= Directions for this task =
Omit the pictures, then reproduce every remaining record exactly.

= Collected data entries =
=====
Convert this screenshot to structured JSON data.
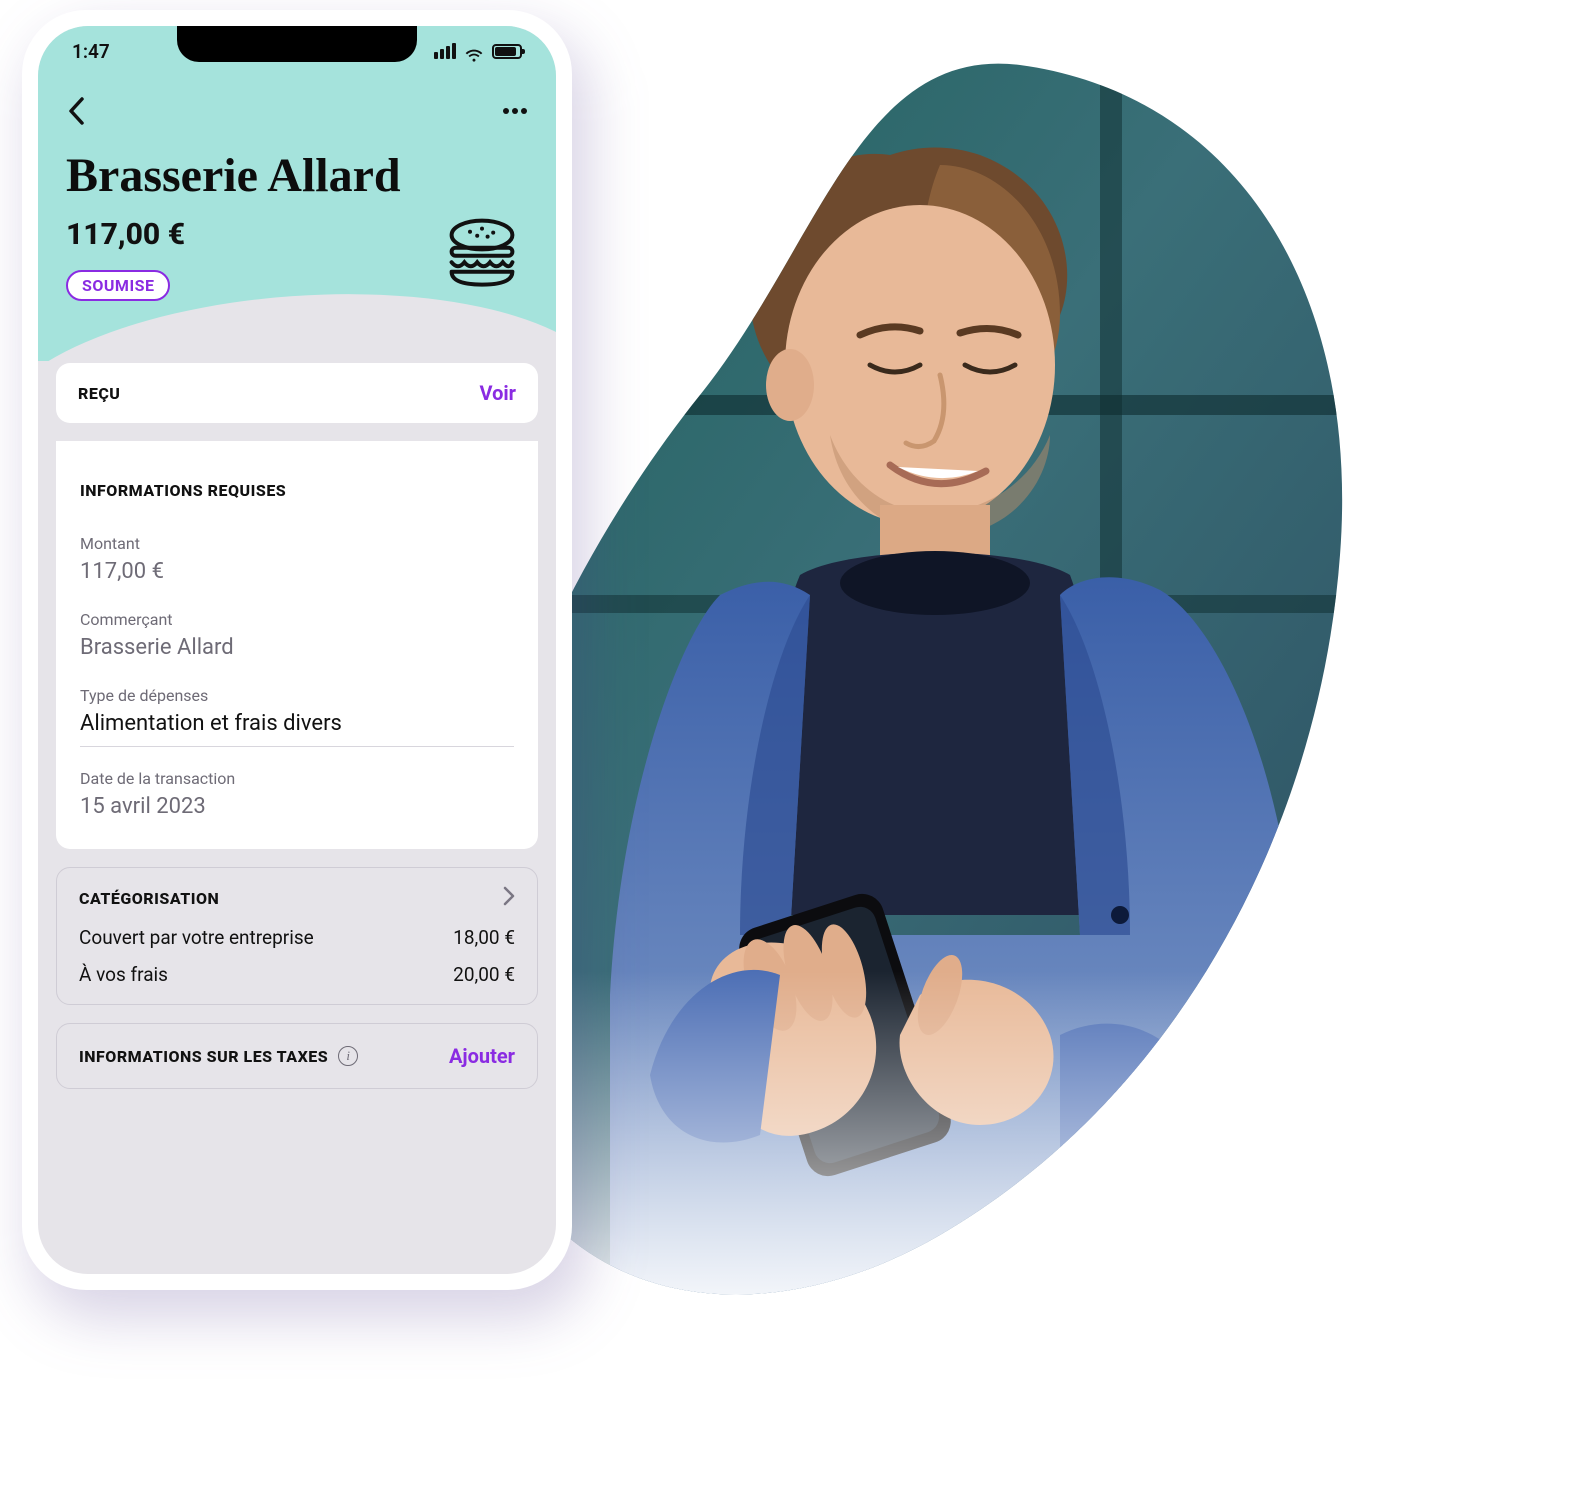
{
  "status_bar": {
    "time": "1:47"
  },
  "header": {
    "merchant": "Brasserie Allard",
    "amount": "117,00 €",
    "status_pill": "SOUMISE"
  },
  "receipt_row": {
    "label": "REÇU",
    "action": "Voir"
  },
  "required_info": {
    "title": "INFORMATIONS REQUISES",
    "fields": {
      "amount_label": "Montant",
      "amount_value": "117,00 €",
      "merchant_label": "Commerçant",
      "merchant_value": "Brasserie Allard",
      "expense_type_label": "Type de dépenses",
      "expense_type_value": "Alimentation et frais divers",
      "date_label": "Date de la transaction",
      "date_value": "15 avril 2023"
    }
  },
  "categorisation": {
    "title": "CATÉGORISATION",
    "rows": [
      {
        "label": "Couvert par votre entreprise",
        "value": "18,00 €"
      },
      {
        "label": "À vos frais",
        "value": "20,00 €"
      }
    ]
  },
  "taxes": {
    "title": "INFORMATIONS SUR LES TAXES",
    "action": "Ajouter"
  }
}
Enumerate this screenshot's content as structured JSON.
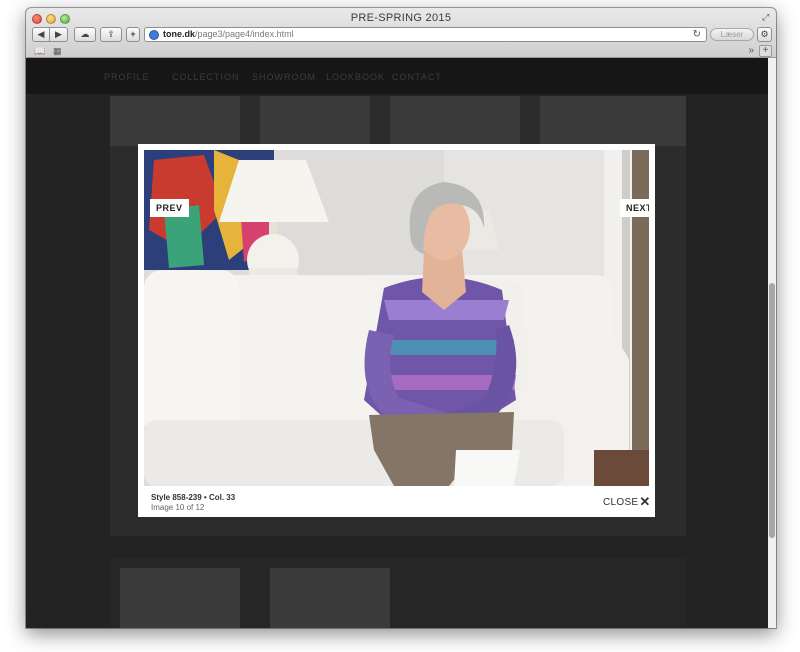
{
  "window": {
    "title": "PRE-SPRING 2015"
  },
  "toolbar": {
    "back": "◀",
    "forward": "▶",
    "add": "+",
    "url_host": "tone.dk",
    "url_path": "/page3/page4/index.html",
    "reader_label": "Læser",
    "more": "»"
  },
  "site": {
    "nav": [
      "Profile",
      "Collection",
      "Showroom",
      "Lookbook",
      "Contact"
    ]
  },
  "lightbox": {
    "prev_label": "PREV",
    "next_label": "NEXT",
    "caption_style": "Style 858-239 • Col. 33",
    "caption_count": "Image 10 of 12",
    "close_label": "CLOSE",
    "close_glyph": "✕"
  },
  "icons": {
    "icloud": "cloud-icon",
    "share": "share-icon",
    "reload": "reload-icon",
    "bookmarks": "book-icon",
    "top_sites": "grid-icon",
    "settings": "gear-icon"
  },
  "colors": {
    "page_bg": "#232323",
    "lightbox_bg": "#ffffff",
    "accent_url": "#3d7bd6"
  }
}
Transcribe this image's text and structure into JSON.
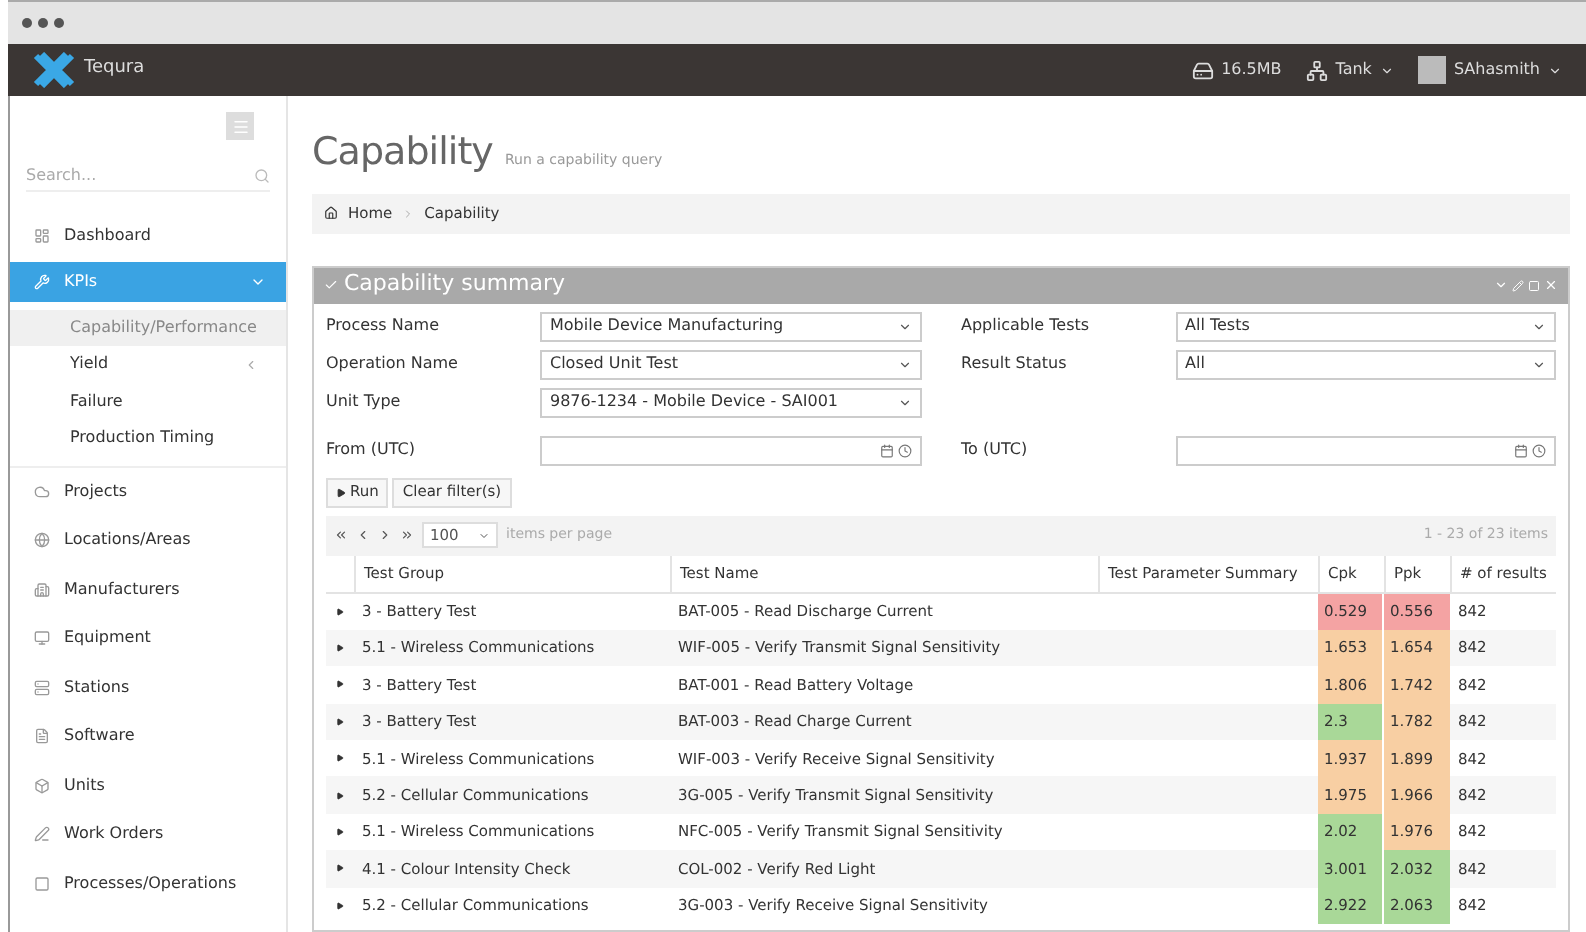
{
  "app": {
    "name": "Tequra",
    "memory": "16.5MB",
    "site": "Tank",
    "user": "SAhasmith"
  },
  "sidebar": {
    "search": {
      "placeholder": "Search..."
    },
    "items": [
      {
        "label": "Dashboard",
        "selected": false
      },
      {
        "label": "KPIs",
        "selected": true,
        "expanded": true,
        "children": [
          {
            "label": "Capability/Performance",
            "selected": true,
            "has_arrow": false
          },
          {
            "label": "Yield",
            "selected": false,
            "has_arrow": true
          },
          {
            "label": "Failure",
            "selected": false,
            "has_arrow": false
          },
          {
            "label": "Production Timing",
            "selected": false,
            "has_arrow": false
          }
        ]
      },
      {
        "label": "Projects",
        "selected": false
      },
      {
        "label": "Locations/Areas",
        "selected": false
      },
      {
        "label": "Manufacturers",
        "selected": false
      },
      {
        "label": "Equipment",
        "selected": false
      },
      {
        "label": "Stations",
        "selected": false
      },
      {
        "label": "Software",
        "selected": false
      },
      {
        "label": "Units",
        "selected": false
      },
      {
        "label": "Work Orders",
        "selected": false
      },
      {
        "label": "Processes/Operations",
        "selected": false
      }
    ]
  },
  "page": {
    "title": "Capability",
    "subtitle": "Run a capability query",
    "breadcrumb": [
      "Home",
      "Capability"
    ]
  },
  "panel": {
    "title": "Capability summary",
    "filters_left": [
      {
        "label": "Process Name",
        "value": "Mobile Device Manufacturing"
      },
      {
        "label": "Operation Name",
        "value": "Closed Unit Test"
      },
      {
        "label": "Unit Type",
        "value": "9876-1234 - Mobile Device - SAI001"
      }
    ],
    "filters_right": [
      {
        "label": "Applicable Tests",
        "value": "All Tests"
      },
      {
        "label": "Result Status",
        "value": "All"
      }
    ],
    "dates": [
      {
        "label": "From (UTC)"
      },
      {
        "label": "To (UTC)"
      }
    ],
    "buttons": [
      "Run",
      "Clear filter(s)"
    ],
    "pager": {
      "page_size": "100",
      "page_size_label": "items per page",
      "summary": "1 - 23 of 23 items"
    },
    "columns": [
      "Test Group",
      "Test Name",
      "Test Parameter Summary",
      "Cpk",
      "Ppk",
      "# of results"
    ],
    "rows": [
      {
        "group": "3 - Battery Test",
        "name": "BAT-005 - Read Discharge Current",
        "cpk": {
          "value": "0.529",
          "color": "#f4a3a3"
        },
        "ppk": {
          "value": "0.556",
          "color": "#f4a3a3"
        },
        "results": "842"
      },
      {
        "group": "5.1 - Wireless Communications",
        "name": "WIF-005 - Verify Transmit Signal Sensitivity",
        "cpk": {
          "value": "1.653",
          "color": "#f8cfa3"
        },
        "ppk": {
          "value": "1.654",
          "color": "#f8cfa3"
        },
        "results": "842"
      },
      {
        "group": "3 - Battery Test",
        "name": "BAT-001 - Read Battery Voltage",
        "cpk": {
          "value": "1.806",
          "color": "#f8cfa3"
        },
        "ppk": {
          "value": "1.742",
          "color": "#f8cfa3"
        },
        "results": "842"
      },
      {
        "group": "3 - Battery Test",
        "name": "BAT-003 - Read Charge Current",
        "cpk": {
          "value": "2.3",
          "color": "#a9d898"
        },
        "ppk": {
          "value": "1.782",
          "color": "#f8cfa3"
        },
        "results": "842"
      },
      {
        "group": "5.1 - Wireless Communications",
        "name": "WIF-003 - Verify Receive Signal Sensitivity",
        "cpk": {
          "value": "1.937",
          "color": "#f8cfa3"
        },
        "ppk": {
          "value": "1.899",
          "color": "#f8cfa3"
        },
        "results": "842"
      },
      {
        "group": "5.2 - Cellular Communications",
        "name": "3G-005 - Verify Transmit Signal Sensitivity",
        "cpk": {
          "value": "1.975",
          "color": "#f8cfa3"
        },
        "ppk": {
          "value": "1.966",
          "color": "#f8cfa3"
        },
        "results": "842"
      },
      {
        "group": "5.1 - Wireless Communications",
        "name": "NFC-005 - Verify Transmit Signal Sensitivity",
        "cpk": {
          "value": "2.02",
          "color": "#a9d898"
        },
        "ppk": {
          "value": "1.976",
          "color": "#f8cfa3"
        },
        "results": "842"
      },
      {
        "group": "4.1 - Colour Intensity Check",
        "name": "COL-002 - Verify Red Light",
        "cpk": {
          "value": "3.001",
          "color": "#a9d898"
        },
        "ppk": {
          "value": "2.032",
          "color": "#a9d898"
        },
        "results": "842"
      },
      {
        "group": "5.2 - Cellular Communications",
        "name": "3G-003 - Verify Receive Signal Sensitivity",
        "cpk": {
          "value": "2.922",
          "color": "#a9d898"
        },
        "ppk": {
          "value": "2.063",
          "color": "#a9d898"
        },
        "results": "842"
      }
    ]
  }
}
=====
= Response to the exercise =
Convert this screenshot to structured JSON data.
{
  "status_bar": {
    "time": "1:47"
  },
  "header": {
    "merchant": "Brasserie Allard",
    "amount": "117,00 €",
    "status_pill": "SOUMISE"
  },
  "receipt_row": {
    "label": "REÇU",
    "action": "Voir"
  },
  "required_info": {
    "title": "INFORMATIONS REQUISES",
    "fields": {
      "amount_label": "Montant",
      "amount_value": "117,00 €",
      "merchant_label": "Commerçant",
      "merchant_value": "Brasserie Allard",
      "expense_type_label": "Type de dépenses",
      "expense_type_value": "Alimentation et frais divers",
      "date_label": "Date de la transaction",
      "date_value": "15 avril 2023"
    }
  },
  "categorisation": {
    "title": "CATÉGORISATION",
    "rows": [
      {
        "label": "Couvert par votre entreprise",
        "value": "18,00 €"
      },
      {
        "label": "À vos frais",
        "value": "20,00 €"
      }
    ]
  },
  "taxes": {
    "title": "INFORMATIONS SUR LES TAXES",
    "action": "Ajouter"
  }
}
Enumerate this screenshot's content as structured JSON.
{
  "window": {
    "title": "PRE-SPRING 2015"
  },
  "toolbar": {
    "back": "◀",
    "forward": "▶",
    "add": "+",
    "url_host": "tone.dk",
    "url_path": "/page3/page4/index.html",
    "reader_label": "Læser",
    "more": "»"
  },
  "site": {
    "nav": [
      "Profile",
      "Collection",
      "Showroom",
      "Lookbook",
      "Contact"
    ]
  },
  "lightbox": {
    "prev_label": "PREV",
    "next_label": "NEXT",
    "caption_style": "Style 858-239 • Col. 33",
    "caption_count": "Image 10 of 12",
    "close_label": "CLOSE",
    "close_glyph": "✕"
  },
  "icons": {
    "icloud": "cloud-icon",
    "share": "share-icon",
    "reload": "reload-icon",
    "bookmarks": "book-icon",
    "top_sites": "grid-icon",
    "settings": "gear-icon"
  },
  "colors": {
    "page_bg": "#232323",
    "lightbox_bg": "#ffffff",
    "accent_url": "#3d7bd6"
  }
}
Transcribe this image's text and structure into JSON.
{
  "app": {
    "name": "Tequra",
    "memory": "16.5MB",
    "site": "Tank",
    "user": "SAhasmith"
  },
  "sidebar": {
    "search": {
      "placeholder": "Search..."
    },
    "items": [
      {
        "label": "Dashboard",
        "selected": false
      },
      {
        "label": "KPIs",
        "selected": true,
        "expanded": true,
        "children": [
          {
            "label": "Capability/Performance",
            "selected": true,
            "has_arrow": false
          },
          {
            "label": "Yield",
            "selected": false,
            "has_arrow": true
          },
          {
            "label": "Failure",
            "selected": false,
            "has_arrow": false
          },
          {
            "label": "Production Timing",
            "selected": false,
            "has_arrow": false
          }
        ]
      },
      {
        "label": "Projects",
        "selected": false
      },
      {
        "label": "Locations/Areas",
        "selected": false
      },
      {
        "label": "Manufacturers",
        "selected": false
      },
      {
        "label": "Equipment",
        "selected": false
      },
      {
        "label": "Stations",
        "selected": false
      },
      {
        "label": "Software",
        "selected": false
      },
      {
        "label": "Units",
        "selected": false
      },
      {
        "label": "Work Orders",
        "selected": false
      },
      {
        "label": "Processes/Operations",
        "selected": false
      }
    ]
  },
  "page": {
    "title": "Capability",
    "subtitle": "Run a capability query",
    "breadcrumb": [
      "Home",
      "Capability"
    ]
  },
  "panel": {
    "title": "Capability summary",
    "filters_left": [
      {
        "label": "Process Name",
        "value": "Mobile Device Manufacturing"
      },
      {
        "label": "Operation Name",
        "value": "Closed Unit Test"
      },
      {
        "label": "Unit Type",
        "value": "9876-1234 - Mobile Device - SAI001"
      }
    ],
    "filters_right": [
      {
        "label": "Applicable Tests",
        "value": "All Tests"
      },
      {
        "label": "Result Status",
        "value": "All"
      }
    ],
    "dates": [
      {
        "label": "From (UTC)"
      },
      {
        "label": "To (UTC)"
      }
    ],
    "buttons": [
      "Run",
      "Clear filter(s)"
    ],
    "pager": {
      "page_size": "100",
      "page_size_label": "items per page",
      "summary": "1 - 23 of 23 items"
    },
    "columns": [
      "Test Group",
      "Test Name",
      "Test Parameter Summary",
      "Cpk",
      "Ppk",
      "# of results"
    ],
    "rows": [
      {
        "group": "3 - Battery Test",
        "name": "BAT-005 - Read Discharge Current",
        "cpk": {
          "value": "0.529",
          "color": "#f4a3a3"
        },
        "ppk": {
          "value": "0.556",
          "color": "#f4a3a3"
        },
        "results": "842"
      },
      {
        "group": "5.1 - Wireless Communications",
        "name": "WIF-005 - Verify Transmit Signal Sensitivity",
        "cpk": {
          "value": "1.653",
          "color": "#f8cfa3"
        },
        "ppk": {
          "value": "1.654",
          "color": "#f8cfa3"
        },
        "results": "842"
      },
      {
        "group": "3 - Battery Test",
        "name": "BAT-001 - Read Battery Voltage",
        "cpk": {
          "value": "1.806",
          "color": "#f8cfa3"
        },
        "ppk": {
          "value": "1.742",
          "color": "#f8cfa3"
        },
        "results": "842"
      },
      {
        "group": "3 - Battery Test",
        "name": "BAT-003 - Read Charge Current",
        "cpk": {
          "value": "2.3",
          "color": "#a9d898"
        },
        "ppk": {
          "value": "1.782",
          "color": "#f8cfa3"
        },
        "results": "842"
      },
      {
        "group": "5.1 - Wireless Communications",
        "name": "WIF-003 - Verify Receive Signal Sensitivity",
        "cpk": {
          "value": "1.937",
          "color": "#f8cfa3"
        },
        "ppk": {
          "value": "1.899",
          "color": "#f8cfa3"
        },
        "results": "842"
      },
      {
        "group": "5.2 - Cellular Communications",
        "name": "3G-005 - Verify Transmit Signal Sensitivity",
        "cpk": {
          "value": "1.975",
          "color": "#f8cfa3"
        },
        "ppk": {
          "value": "1.966",
          "color": "#f8cfa3"
        },
        "results": "842"
      },
      {
        "group": "5.1 - Wireless Communications",
        "name": "NFC-005 - Verify Transmit Signal Sensitivity",
        "cpk": {
          "value": "2.02",
          "color": "#a9d898"
        },
        "ppk": {
          "value": "1.976",
          "color": "#f8cfa3"
        },
        "results": "842"
      },
      {
        "group": "4.1 - Colour Intensity Check",
        "name": "COL-002 - Verify Red Light",
        "cpk": {
          "value": "3.001",
          "color": "#a9d898"
        },
        "ppk": {
          "value": "2.032",
          "color": "#a9d898"
        },
        "results": "842"
      },
      {
        "group": "5.2 - Cellular Communications",
        "name": "3G-003 - Verify Receive Signal Sensitivity",
        "cpk": {
          "value": "2.922",
          "color": "#a9d898"
        },
        "ppk": {
          "value": "2.063",
          "color": "#a9d898"
        },
        "results": "842"
      }
    ]
  }
}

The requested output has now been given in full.